»»

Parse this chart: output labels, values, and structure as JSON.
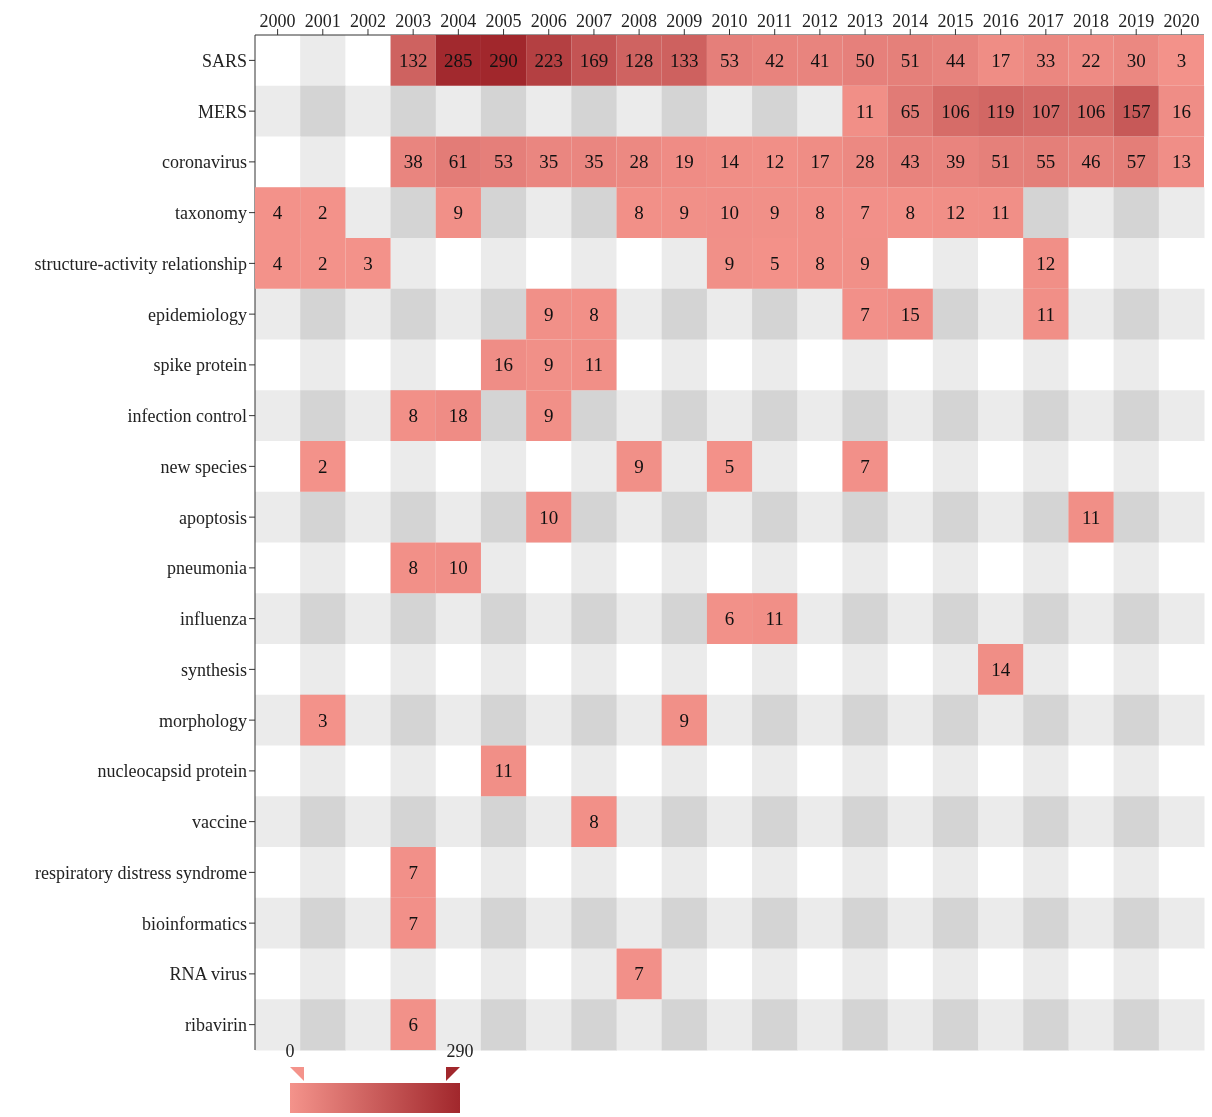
{
  "chart_data": {
    "type": "heatmap",
    "categories": [
      "2000",
      "2001",
      "2002",
      "2003",
      "2004",
      "2005",
      "2006",
      "2007",
      "2008",
      "2009",
      "2010",
      "2011",
      "2012",
      "2013",
      "2014",
      "2015",
      "2016",
      "2017",
      "2018",
      "2019",
      "2020"
    ],
    "y_categories": [
      "SARS",
      "MERS",
      "coronavirus",
      "taxonomy",
      "structure-activity relationship",
      "epidemiology",
      "spike protein",
      "infection control",
      "new species",
      "apoptosis",
      "pneumonia",
      "influenza",
      "synthesis",
      "morphology",
      "nucleocapsid protein",
      "vaccine",
      "respiratory distress syndrome",
      "bioinformatics",
      "RNA virus",
      "ribavirin"
    ],
    "cells": [
      [
        null,
        null,
        null,
        132,
        285,
        290,
        223,
        169,
        128,
        133,
        53,
        42,
        41,
        50,
        51,
        44,
        17,
        33,
        22,
        30,
        3
      ],
      [
        null,
        null,
        null,
        null,
        null,
        null,
        null,
        null,
        null,
        null,
        null,
        null,
        null,
        11,
        65,
        106,
        119,
        107,
        106,
        157,
        16
      ],
      [
        null,
        null,
        null,
        38,
        61,
        53,
        35,
        35,
        28,
        19,
        14,
        12,
        17,
        28,
        43,
        39,
        51,
        55,
        46,
        57,
        13
      ],
      [
        4,
        2,
        null,
        null,
        9,
        null,
        null,
        null,
        8,
        9,
        10,
        9,
        8,
        7,
        8,
        12,
        11,
        null,
        null,
        null,
        null
      ],
      [
        4,
        2,
        3,
        null,
        null,
        null,
        null,
        null,
        null,
        null,
        9,
        5,
        8,
        9,
        null,
        null,
        null,
        12,
        null,
        null,
        null
      ],
      [
        null,
        null,
        null,
        null,
        null,
        null,
        9,
        8,
        null,
        null,
        null,
        null,
        null,
        7,
        15,
        null,
        null,
        11,
        null,
        null,
        null
      ],
      [
        null,
        null,
        null,
        null,
        null,
        16,
        9,
        11,
        null,
        null,
        null,
        null,
        null,
        null,
        null,
        null,
        null,
        null,
        null,
        null,
        null
      ],
      [
        null,
        null,
        null,
        8,
        18,
        null,
        9,
        null,
        null,
        null,
        null,
        null,
        null,
        null,
        null,
        null,
        null,
        null,
        null,
        null,
        null
      ],
      [
        null,
        2,
        null,
        null,
        null,
        null,
        null,
        null,
        9,
        null,
        5,
        null,
        null,
        7,
        null,
        null,
        null,
        null,
        null,
        null,
        null
      ],
      [
        null,
        null,
        null,
        null,
        null,
        null,
        10,
        null,
        null,
        null,
        null,
        null,
        null,
        null,
        null,
        null,
        null,
        null,
        11,
        null,
        null
      ],
      [
        null,
        null,
        null,
        8,
        10,
        null,
        null,
        null,
        null,
        null,
        null,
        null,
        null,
        null,
        null,
        null,
        null,
        null,
        null,
        null,
        null
      ],
      [
        null,
        null,
        null,
        null,
        null,
        null,
        null,
        null,
        null,
        null,
        6,
        11,
        null,
        null,
        null,
        null,
        null,
        null,
        null,
        null,
        null
      ],
      [
        null,
        null,
        null,
        null,
        null,
        null,
        null,
        null,
        null,
        null,
        null,
        null,
        null,
        null,
        null,
        null,
        14,
        null,
        null,
        null,
        null
      ],
      [
        null,
        3,
        null,
        null,
        null,
        null,
        null,
        null,
        null,
        9,
        null,
        null,
        null,
        null,
        null,
        null,
        null,
        null,
        null,
        null,
        null
      ],
      [
        null,
        null,
        null,
        null,
        null,
        11,
        null,
        null,
        null,
        null,
        null,
        null,
        null,
        null,
        null,
        null,
        null,
        null,
        null,
        null,
        null
      ],
      [
        null,
        null,
        null,
        null,
        null,
        null,
        null,
        8,
        null,
        null,
        null,
        null,
        null,
        null,
        null,
        null,
        null,
        null,
        null,
        null,
        null
      ],
      [
        null,
        null,
        null,
        7,
        null,
        null,
        null,
        null,
        null,
        null,
        null,
        null,
        null,
        null,
        null,
        null,
        null,
        null,
        null,
        null,
        null
      ],
      [
        null,
        null,
        null,
        7,
        null,
        null,
        null,
        null,
        null,
        null,
        null,
        null,
        null,
        null,
        null,
        null,
        null,
        null,
        null,
        null,
        null
      ],
      [
        null,
        null,
        null,
        null,
        null,
        null,
        null,
        null,
        7,
        null,
        null,
        null,
        null,
        null,
        null,
        null,
        null,
        null,
        null,
        null,
        null
      ],
      [
        null,
        null,
        null,
        6,
        null,
        null,
        null,
        null,
        null,
        null,
        null,
        null,
        null,
        null,
        null,
        null,
        null,
        null,
        null,
        null,
        null
      ]
    ],
    "clim": [
      0,
      290
    ],
    "cticks": [
      0,
      290
    ],
    "data_labels": true
  }
}
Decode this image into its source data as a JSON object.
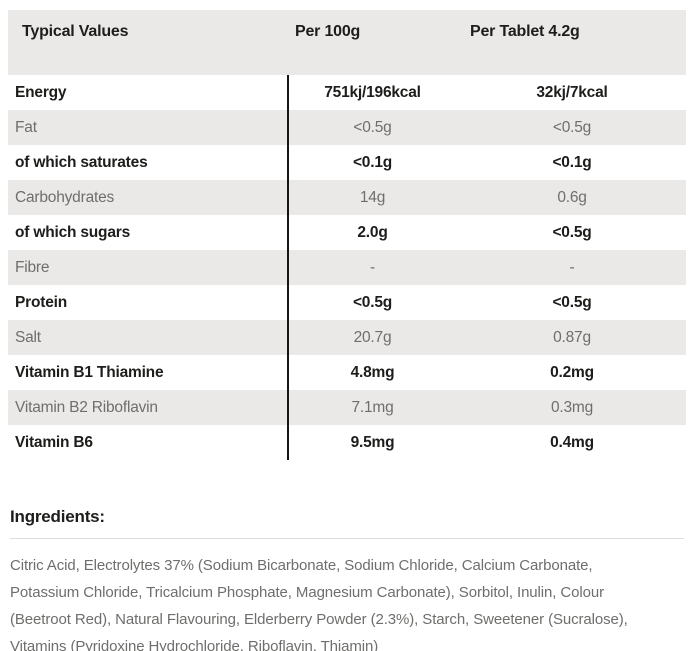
{
  "colors": {
    "row_shaded_bg": "#eae9e7",
    "strong_text": "#1d1d1b",
    "muted_text": "#6f6e6c",
    "column_divider": "#151513",
    "section_divider": "#dcdcdc",
    "page_bg": "#ffffff"
  },
  "table": {
    "header": {
      "typical_values": "Typical Values",
      "per_100g": "Per 100g",
      "per_tablet": "Per Tablet 4.2g"
    },
    "rows": [
      {
        "label": "Energy",
        "per_100g": "751kj/196kcal",
        "per_tablet": "32kj/7kcal"
      },
      {
        "label": "Fat",
        "per_100g": "<0.5g",
        "per_tablet": "<0.5g"
      },
      {
        "label": "of which saturates",
        "per_100g": "<0.1g",
        "per_tablet": "<0.1g"
      },
      {
        "label": "Carbohydrates",
        "per_100g": "14g",
        "per_tablet": "0.6g"
      },
      {
        "label": "of which sugars",
        "per_100g": "2.0g",
        "per_tablet": "<0.5g"
      },
      {
        "label": "Fibre",
        "per_100g": "-",
        "per_tablet": "-"
      },
      {
        "label": "Protein",
        "per_100g": "<0.5g",
        "per_tablet": "<0.5g"
      },
      {
        "label": "Salt",
        "per_100g": "20.7g",
        "per_tablet": "0.87g"
      },
      {
        "label": "Vitamin B1 Thiamine",
        "per_100g": "4.8mg",
        "per_tablet": "0.2mg"
      },
      {
        "label": "Vitamin B2 Riboflavin",
        "per_100g": "7.1mg",
        "per_tablet": "0.3mg"
      },
      {
        "label": "Vitamin B6",
        "per_100g": "9.5mg",
        "per_tablet": "0.4mg"
      }
    ]
  },
  "ingredients": {
    "heading": "Ingredients:",
    "lines": [
      "Citric Acid, Electrolytes 37% (Sodium Bicarbonate, Sodium Chloride, Calcium Carbonate,",
      "Potassium Chloride, Tricalcium Phosphate, Magnesium Carbonate), Sorbitol, Inulin, Colour",
      "(Beetroot Red), Natural Flavouring, Elderberry Powder (2.3%), Starch, Sweetener (Sucralose),",
      "Vitamins (Pyridoxine Hydrochloride, Riboflavin, Thiamin)"
    ]
  }
}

««

#### EXERCISE PROMPT:
Out of the records above, pull each line containing the word "Riboflavin".

#### EXERCISE ANSWER:
        "label": "Vitamin B2 Riboflavin",
      "Vitamins (Pyridoxine Hydrochloride, Riboflavin, Thiamin)"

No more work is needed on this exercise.